*DOCUMENT*.

○ ○ ○ ○

Graphics controller 202 implements tiling, in which the storage units retrieved in a single CAS operation are mapped to a two-dimensional rectangle of display pixels. During each memory cycle, the parallel data I/O lanes collectively transfer memory data corresponding to a rectangular tile of graphics pixels.
FIG. 7 shows an example of how a graphics controller might map storage units to physical display locations. Although only four memory arrays are shown in FIG. 6 for purposes of illustration, it is assumed in FIG. 7 that memory device 204 has sixteen memory arrays, “A” through “P”. It is further assumed that there is a dedicated lane and lane decoder for each of the sixteen memory arrays. Thus, sixteen storage units can be accessed in parallel during a single CAS operation.

○ ○ ○ ○

*DATA EXTRACT*.
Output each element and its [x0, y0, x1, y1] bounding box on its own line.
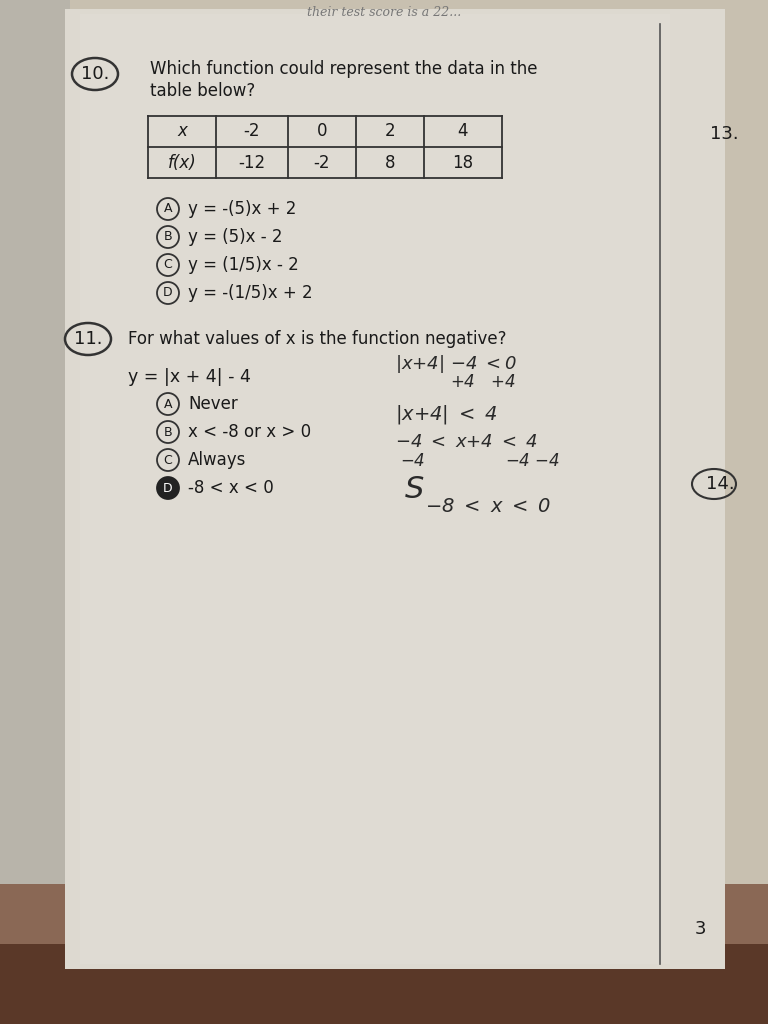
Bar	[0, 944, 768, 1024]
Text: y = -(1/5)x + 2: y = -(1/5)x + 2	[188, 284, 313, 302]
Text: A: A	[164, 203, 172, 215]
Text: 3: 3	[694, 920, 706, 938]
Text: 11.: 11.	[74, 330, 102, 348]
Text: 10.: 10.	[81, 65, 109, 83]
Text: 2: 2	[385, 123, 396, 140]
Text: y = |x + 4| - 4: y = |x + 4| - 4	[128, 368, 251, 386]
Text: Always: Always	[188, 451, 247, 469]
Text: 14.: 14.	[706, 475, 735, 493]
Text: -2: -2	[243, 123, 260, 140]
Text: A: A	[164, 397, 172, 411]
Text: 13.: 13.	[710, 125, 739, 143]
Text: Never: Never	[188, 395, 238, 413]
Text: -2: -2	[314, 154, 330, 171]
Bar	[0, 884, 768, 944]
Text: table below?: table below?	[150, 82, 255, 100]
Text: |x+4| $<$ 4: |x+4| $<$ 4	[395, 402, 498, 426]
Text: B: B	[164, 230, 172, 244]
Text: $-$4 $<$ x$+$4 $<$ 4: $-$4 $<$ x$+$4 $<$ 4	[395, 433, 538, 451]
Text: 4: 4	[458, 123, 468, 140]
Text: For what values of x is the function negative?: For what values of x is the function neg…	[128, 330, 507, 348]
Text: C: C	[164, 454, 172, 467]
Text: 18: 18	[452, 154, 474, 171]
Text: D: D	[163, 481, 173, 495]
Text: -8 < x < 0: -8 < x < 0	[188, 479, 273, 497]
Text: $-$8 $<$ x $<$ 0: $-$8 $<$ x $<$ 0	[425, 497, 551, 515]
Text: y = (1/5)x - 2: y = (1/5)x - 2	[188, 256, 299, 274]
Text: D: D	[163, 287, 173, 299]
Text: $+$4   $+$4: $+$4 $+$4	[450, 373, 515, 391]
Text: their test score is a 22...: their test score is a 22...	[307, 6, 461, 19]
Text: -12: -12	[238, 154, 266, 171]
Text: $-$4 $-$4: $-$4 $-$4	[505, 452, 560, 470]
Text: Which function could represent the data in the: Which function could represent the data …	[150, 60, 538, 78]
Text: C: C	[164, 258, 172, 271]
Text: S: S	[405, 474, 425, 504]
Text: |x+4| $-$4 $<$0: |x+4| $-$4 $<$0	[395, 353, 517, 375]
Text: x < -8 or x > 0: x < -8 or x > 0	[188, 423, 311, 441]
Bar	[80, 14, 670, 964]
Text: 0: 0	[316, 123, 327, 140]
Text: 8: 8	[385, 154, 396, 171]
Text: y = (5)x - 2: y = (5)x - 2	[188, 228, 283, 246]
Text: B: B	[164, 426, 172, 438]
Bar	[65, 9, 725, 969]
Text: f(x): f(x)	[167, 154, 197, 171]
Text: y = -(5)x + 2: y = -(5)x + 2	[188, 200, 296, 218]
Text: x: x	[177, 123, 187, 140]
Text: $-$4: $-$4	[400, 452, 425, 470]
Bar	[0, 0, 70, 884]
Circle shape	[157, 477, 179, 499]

○ ○ ○ ○

*TASKS TO COMPLETE*.
(1) Answer these from the graphics-controller excerpt:
(a) What technique does graphics controller 202 implement?
(b) How many memory arrays are shown in FIG. 6?
(c) How many storage units can be accessed in parallel during a single CAS operation?
(2) Decide whether each statement agrees with the graphics-controller excerpt. Answer yes or no, and quote the words that decide it.
(a) FIG. 7 assumes memory device 204 has sixteen memory arrays.
(b) FIG. 6 shows eight memory arrays.
(c) Each of the sixteen memory arrays has its own lane and lane decoder.
(3) Echo the part of the graphics-controller excerpt word for word, starting with "FIG. 7 shows" and going on through "single CAS operation.".

*SOLUTION SET*.
(1)
(a) Tiling.
(b) Four.
(c) Sixteen.

(2)
(a) Yes: "it is assumed in FIG. 7 that memory device 204 has sixteen memory arrays"
(b) No: "only four memory arrays are shown in FIG. 6"
(c) Yes: "there is a dedicated lane and lane decoder for each of the sixteen memory arrays"

(3)
FIG. 7 shows an example of how a graphics controller might map storage units to physical display locations. Although only four memory arrays are shown in FIG. 6 for purposes of illustration, it is assumed in FIG. 7 that memory device 204 has sixteen memory arrays, “A” through “P”. It is further assumed that there is a dedicated lane and lane decoder for each of the sixteen memory arrays. Thus, sixteen storage units can be accessed in parallel during a single CAS operation.